Gather, from the listing beneath this task, every line holding the string "Black".
== Data section
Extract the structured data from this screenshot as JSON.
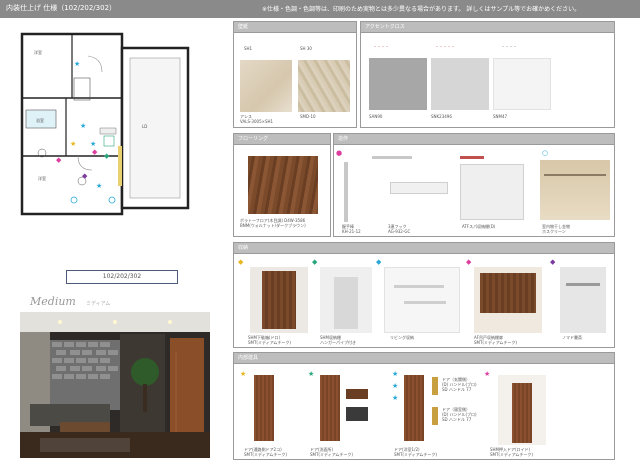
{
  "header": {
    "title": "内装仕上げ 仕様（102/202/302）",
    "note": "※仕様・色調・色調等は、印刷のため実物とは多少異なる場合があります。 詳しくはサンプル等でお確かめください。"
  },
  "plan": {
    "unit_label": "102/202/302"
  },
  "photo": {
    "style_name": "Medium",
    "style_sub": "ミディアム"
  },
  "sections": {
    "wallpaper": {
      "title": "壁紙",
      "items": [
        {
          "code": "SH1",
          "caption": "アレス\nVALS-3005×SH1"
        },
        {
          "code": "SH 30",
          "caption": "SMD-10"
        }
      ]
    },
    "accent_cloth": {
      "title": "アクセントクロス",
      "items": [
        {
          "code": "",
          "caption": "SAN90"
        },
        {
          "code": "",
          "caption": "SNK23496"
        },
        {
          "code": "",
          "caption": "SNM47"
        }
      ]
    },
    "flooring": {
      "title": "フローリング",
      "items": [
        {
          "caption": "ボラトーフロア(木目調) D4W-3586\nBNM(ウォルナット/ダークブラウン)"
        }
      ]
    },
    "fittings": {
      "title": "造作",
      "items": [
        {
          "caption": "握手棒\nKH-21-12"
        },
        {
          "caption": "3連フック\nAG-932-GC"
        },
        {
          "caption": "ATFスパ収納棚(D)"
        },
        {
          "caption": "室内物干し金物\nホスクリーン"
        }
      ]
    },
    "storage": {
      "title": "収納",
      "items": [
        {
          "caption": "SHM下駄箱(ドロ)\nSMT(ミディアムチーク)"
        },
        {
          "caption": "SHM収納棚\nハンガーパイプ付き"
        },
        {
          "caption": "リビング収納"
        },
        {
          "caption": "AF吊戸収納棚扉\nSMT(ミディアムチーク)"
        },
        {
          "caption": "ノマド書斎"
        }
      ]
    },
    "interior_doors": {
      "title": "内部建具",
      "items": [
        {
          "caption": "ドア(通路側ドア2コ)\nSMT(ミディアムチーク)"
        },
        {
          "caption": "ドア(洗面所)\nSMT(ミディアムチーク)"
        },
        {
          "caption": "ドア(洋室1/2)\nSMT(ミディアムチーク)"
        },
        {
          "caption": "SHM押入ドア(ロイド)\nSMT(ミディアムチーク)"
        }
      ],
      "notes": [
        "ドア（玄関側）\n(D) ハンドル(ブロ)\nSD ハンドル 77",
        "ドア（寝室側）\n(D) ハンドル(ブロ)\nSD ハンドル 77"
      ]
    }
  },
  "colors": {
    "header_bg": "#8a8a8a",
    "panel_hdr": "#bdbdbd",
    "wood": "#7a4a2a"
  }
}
====
== Data section
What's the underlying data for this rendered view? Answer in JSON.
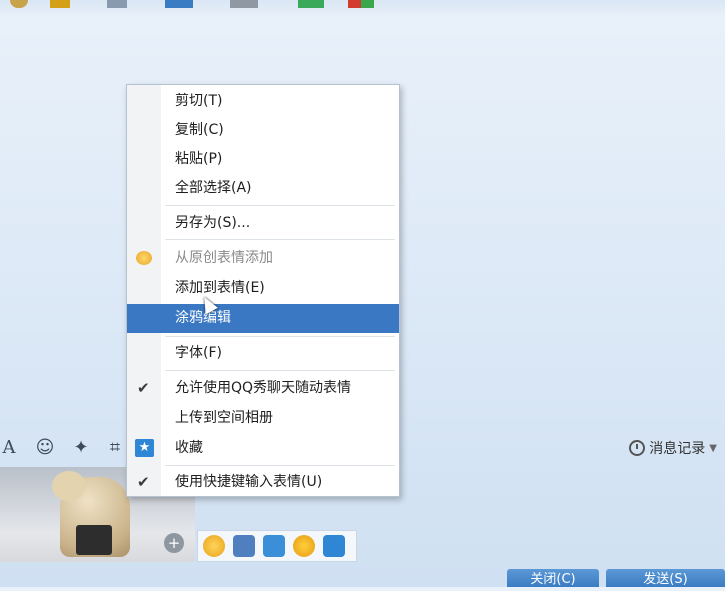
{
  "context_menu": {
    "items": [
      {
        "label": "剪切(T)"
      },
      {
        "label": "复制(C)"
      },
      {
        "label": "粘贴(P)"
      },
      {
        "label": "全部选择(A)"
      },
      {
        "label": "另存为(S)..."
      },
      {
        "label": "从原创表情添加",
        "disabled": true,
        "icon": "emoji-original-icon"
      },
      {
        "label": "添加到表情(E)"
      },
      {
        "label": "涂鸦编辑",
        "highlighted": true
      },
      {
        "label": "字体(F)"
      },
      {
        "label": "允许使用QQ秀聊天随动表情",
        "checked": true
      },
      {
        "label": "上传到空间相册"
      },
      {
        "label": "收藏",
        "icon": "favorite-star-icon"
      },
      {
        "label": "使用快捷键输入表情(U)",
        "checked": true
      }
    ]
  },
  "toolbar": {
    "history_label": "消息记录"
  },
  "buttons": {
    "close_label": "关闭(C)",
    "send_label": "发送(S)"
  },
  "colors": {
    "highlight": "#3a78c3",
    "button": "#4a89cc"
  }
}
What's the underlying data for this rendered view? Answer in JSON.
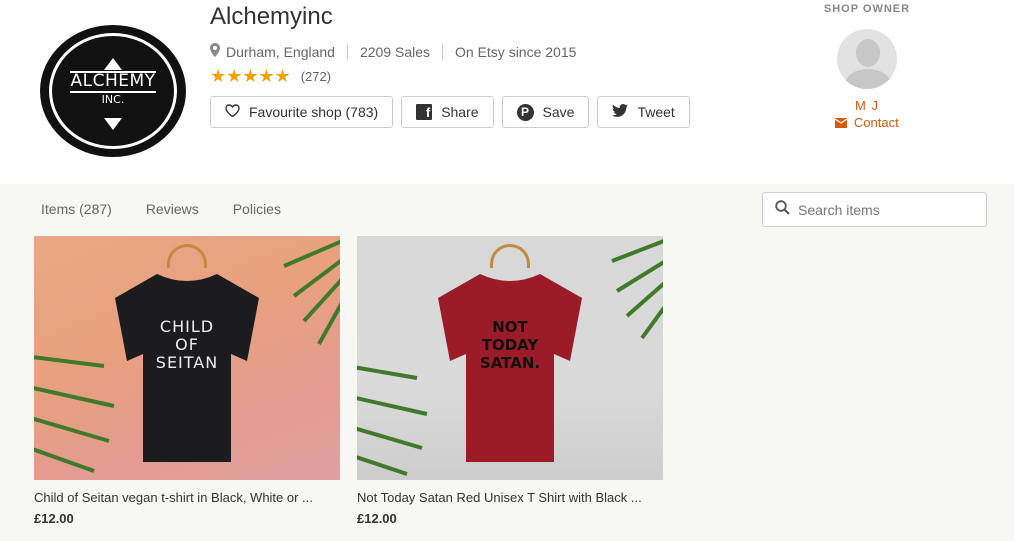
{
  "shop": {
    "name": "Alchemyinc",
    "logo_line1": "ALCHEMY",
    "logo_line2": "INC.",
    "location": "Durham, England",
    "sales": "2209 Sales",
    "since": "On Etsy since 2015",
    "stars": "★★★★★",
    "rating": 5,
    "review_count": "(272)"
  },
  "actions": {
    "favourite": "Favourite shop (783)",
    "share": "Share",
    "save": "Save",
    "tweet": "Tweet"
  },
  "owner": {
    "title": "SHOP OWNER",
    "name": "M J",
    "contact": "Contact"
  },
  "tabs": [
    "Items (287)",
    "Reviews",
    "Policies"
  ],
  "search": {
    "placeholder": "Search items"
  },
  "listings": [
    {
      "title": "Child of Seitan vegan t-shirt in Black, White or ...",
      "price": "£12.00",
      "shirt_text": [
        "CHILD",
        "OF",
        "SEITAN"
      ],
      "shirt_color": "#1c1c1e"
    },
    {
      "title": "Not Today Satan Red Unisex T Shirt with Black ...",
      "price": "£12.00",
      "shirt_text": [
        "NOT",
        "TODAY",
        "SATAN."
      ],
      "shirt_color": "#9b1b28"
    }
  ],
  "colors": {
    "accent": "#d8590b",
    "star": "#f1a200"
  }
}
====
== Data section
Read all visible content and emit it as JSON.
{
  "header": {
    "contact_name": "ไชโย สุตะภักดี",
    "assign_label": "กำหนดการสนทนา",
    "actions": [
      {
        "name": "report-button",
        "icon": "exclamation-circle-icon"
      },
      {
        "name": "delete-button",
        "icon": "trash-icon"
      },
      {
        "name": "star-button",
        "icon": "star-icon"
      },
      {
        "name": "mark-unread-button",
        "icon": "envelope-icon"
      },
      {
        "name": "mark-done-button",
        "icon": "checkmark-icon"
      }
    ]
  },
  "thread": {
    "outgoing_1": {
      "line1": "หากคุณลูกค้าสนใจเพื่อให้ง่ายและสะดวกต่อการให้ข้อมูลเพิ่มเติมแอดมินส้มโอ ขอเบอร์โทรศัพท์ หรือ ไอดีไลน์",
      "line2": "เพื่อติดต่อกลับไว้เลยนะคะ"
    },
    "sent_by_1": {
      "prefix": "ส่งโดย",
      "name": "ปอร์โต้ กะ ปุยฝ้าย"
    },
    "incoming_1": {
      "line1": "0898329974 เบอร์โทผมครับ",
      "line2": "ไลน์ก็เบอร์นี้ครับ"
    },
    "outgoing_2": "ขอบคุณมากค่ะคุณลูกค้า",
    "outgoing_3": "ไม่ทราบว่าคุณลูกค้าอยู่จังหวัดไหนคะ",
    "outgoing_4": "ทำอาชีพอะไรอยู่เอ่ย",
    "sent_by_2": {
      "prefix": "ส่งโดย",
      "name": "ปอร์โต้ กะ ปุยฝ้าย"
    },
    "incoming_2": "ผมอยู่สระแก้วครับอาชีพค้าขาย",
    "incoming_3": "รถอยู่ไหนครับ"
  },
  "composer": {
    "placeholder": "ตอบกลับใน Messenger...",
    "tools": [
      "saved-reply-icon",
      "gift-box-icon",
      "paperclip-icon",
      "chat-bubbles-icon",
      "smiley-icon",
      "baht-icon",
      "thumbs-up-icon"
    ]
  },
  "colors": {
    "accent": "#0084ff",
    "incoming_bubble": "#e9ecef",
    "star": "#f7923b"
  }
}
====
* [Solution to this exercise]:
      "title": "Child of Seitan vegan t-shirt in Black, White or ...",
      "title": "Not Today Satan Red Unisex T Shirt with Black ...",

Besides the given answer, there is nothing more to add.